— START Data excerpts —

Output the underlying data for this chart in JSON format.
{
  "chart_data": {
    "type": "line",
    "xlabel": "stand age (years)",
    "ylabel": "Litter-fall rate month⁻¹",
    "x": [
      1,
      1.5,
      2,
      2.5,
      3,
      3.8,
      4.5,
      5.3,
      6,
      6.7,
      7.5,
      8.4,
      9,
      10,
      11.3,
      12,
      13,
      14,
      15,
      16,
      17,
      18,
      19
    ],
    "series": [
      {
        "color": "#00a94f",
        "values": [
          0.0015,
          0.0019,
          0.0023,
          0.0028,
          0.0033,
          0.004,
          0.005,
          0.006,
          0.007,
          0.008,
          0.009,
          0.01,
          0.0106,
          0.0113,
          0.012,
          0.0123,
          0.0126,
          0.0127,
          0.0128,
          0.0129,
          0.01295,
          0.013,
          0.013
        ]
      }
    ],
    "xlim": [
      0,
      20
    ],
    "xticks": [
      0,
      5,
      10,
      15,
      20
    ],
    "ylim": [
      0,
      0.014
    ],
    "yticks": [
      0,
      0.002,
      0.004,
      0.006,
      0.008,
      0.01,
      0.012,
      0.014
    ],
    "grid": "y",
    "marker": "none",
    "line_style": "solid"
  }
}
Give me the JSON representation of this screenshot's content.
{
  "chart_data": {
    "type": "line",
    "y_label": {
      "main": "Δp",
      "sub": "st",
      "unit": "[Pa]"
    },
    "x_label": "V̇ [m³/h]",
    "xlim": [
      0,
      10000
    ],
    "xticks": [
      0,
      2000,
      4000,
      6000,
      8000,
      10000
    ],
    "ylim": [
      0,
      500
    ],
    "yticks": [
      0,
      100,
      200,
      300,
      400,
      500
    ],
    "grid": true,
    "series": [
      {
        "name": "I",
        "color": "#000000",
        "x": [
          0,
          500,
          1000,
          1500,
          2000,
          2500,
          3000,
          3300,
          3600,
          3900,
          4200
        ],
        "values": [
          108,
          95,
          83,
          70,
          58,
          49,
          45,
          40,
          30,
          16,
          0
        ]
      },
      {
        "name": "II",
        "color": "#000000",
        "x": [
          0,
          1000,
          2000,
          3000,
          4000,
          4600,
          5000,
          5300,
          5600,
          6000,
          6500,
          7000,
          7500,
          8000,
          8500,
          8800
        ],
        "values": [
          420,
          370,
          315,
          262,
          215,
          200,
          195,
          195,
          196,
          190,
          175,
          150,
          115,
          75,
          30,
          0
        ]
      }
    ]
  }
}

— END Data excerpts —

Task directions: Could you reproduce every record above exactly as it appears?

Correct result:
Output the underlying data for this chart in JSON format.
{
  "chart_data": {
    "type": "line",
    "xlabel": "stand age (years)",
    "ylabel": "Litter-fall rate month⁻¹",
    "x": [
      1,
      1.5,
      2,
      2.5,
      3,
      3.8,
      4.5,
      5.3,
      6,
      6.7,
      7.5,
      8.4,
      9,
      10,
      11.3,
      12,
      13,
      14,
      15,
      16,
      17,
      18,
      19
    ],
    "series": [
      {
        "color": "#00a94f",
        "values": [
          0.0015,
          0.0019,
          0.0023,
          0.0028,
          0.0033,
          0.004,
          0.005,
          0.006,
          0.007,
          0.008,
          0.009,
          0.01,
          0.0106,
          0.0113,
          0.012,
          0.0123,
          0.0126,
          0.0127,
          0.0128,
          0.0129,
          0.01295,
          0.013,
          0.013
        ]
      }
    ],
    "xlim": [
      0,
      20
    ],
    "xticks": [
      0,
      5,
      10,
      15,
      20
    ],
    "ylim": [
      0,
      0.014
    ],
    "yticks": [
      0,
      0.002,
      0.004,
      0.006,
      0.008,
      0.01,
      0.012,
      0.014
    ],
    "grid": "y",
    "marker": "none",
    "line_style": "solid"
  }
}
Give me the JSON representation of this screenshot's content.
{
  "chart_data": {
    "type": "line",
    "y_label": {
      "main": "Δp",
      "sub": "st",
      "unit": "[Pa]"
    },
    "x_label": "V̇ [m³/h]",
    "xlim": [
      0,
      10000
    ],
    "xticks": [
      0,
      2000,
      4000,
      6000,
      8000,
      10000
    ],
    "ylim": [
      0,
      500
    ],
    "yticks": [
      0,
      100,
      200,
      300,
      400,
      500
    ],
    "grid": true,
    "series": [
      {
        "name": "I",
        "color": "#000000",
        "x": [
          0,
          500,
          1000,
          1500,
          2000,
          2500,
          3000,
          3300,
          3600,
          3900,
          4200
        ],
        "values": [
          108,
          95,
          83,
          70,
          58,
          49,
          45,
          40,
          30,
          16,
          0
        ]
      },
      {
        "name": "II",
        "color": "#000000",
        "x": [
          0,
          1000,
          2000,
          3000,
          4000,
          4600,
          5000,
          5300,
          5600,
          6000,
          6500,
          7000,
          7500,
          8000,
          8500,
          8800
        ],
        "values": [
          420,
          370,
          315,
          262,
          215,
          200,
          195,
          195,
          196,
          190,
          175,
          150,
          115,
          75,
          30,
          0
        ]
      }
    ]
  }
}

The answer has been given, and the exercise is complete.